Rows from a dataset:
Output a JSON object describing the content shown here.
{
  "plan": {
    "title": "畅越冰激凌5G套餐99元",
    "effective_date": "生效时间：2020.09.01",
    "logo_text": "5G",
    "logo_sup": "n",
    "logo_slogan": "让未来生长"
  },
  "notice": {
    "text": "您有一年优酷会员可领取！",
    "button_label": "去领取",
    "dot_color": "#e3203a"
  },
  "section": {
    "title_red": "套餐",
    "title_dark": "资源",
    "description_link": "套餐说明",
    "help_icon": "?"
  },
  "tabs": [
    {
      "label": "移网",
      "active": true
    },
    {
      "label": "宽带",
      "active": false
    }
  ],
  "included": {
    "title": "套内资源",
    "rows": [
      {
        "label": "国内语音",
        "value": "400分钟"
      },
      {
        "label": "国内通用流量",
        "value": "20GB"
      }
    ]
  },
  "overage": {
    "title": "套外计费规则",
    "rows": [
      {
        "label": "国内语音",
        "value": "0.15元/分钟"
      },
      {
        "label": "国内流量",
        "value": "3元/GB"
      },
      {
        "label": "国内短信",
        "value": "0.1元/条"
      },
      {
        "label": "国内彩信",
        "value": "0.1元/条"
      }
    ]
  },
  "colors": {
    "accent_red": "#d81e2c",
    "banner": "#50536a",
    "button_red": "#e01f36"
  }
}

**Exercise goal**
Write the entire listing out again, word for word.

**Final result**
Output a JSON object describing the content shown here.
{
  "plan": {
    "title": "畅越冰激凌5G套餐99元",
    "effective_date": "生效时间：2020.09.01",
    "logo_text": "5G",
    "logo_sup": "n",
    "logo_slogan": "让未来生长"
  },
  "notice": {
    "text": "您有一年优酷会员可领取！",
    "button_label": "去领取",
    "dot_color": "#e3203a"
  },
  "section": {
    "title_red": "套餐",
    "title_dark": "资源",
    "description_link": "套餐说明",
    "help_icon": "?"
  },
  "tabs": [
    {
      "label": "移网",
      "active": true
    },
    {
      "label": "宽带",
      "active": false
    }
  ],
  "included": {
    "title": "套内资源",
    "rows": [
      {
        "label": "国内语音",
        "value": "400分钟"
      },
      {
        "label": "国内通用流量",
        "value": "20GB"
      }
    ]
  },
  "overage": {
    "title": "套外计费规则",
    "rows": [
      {
        "label": "国内语音",
        "value": "0.15元/分钟"
      },
      {
        "label": "国内流量",
        "value": "3元/GB"
      },
      {
        "label": "国内短信",
        "value": "0.1元/条"
      },
      {
        "label": "国内彩信",
        "value": "0.1元/条"
      }
    ]
  },
  "colors": {
    "accent_red": "#d81e2c",
    "banner": "#50536a",
    "button_red": "#e01f36"
  }
}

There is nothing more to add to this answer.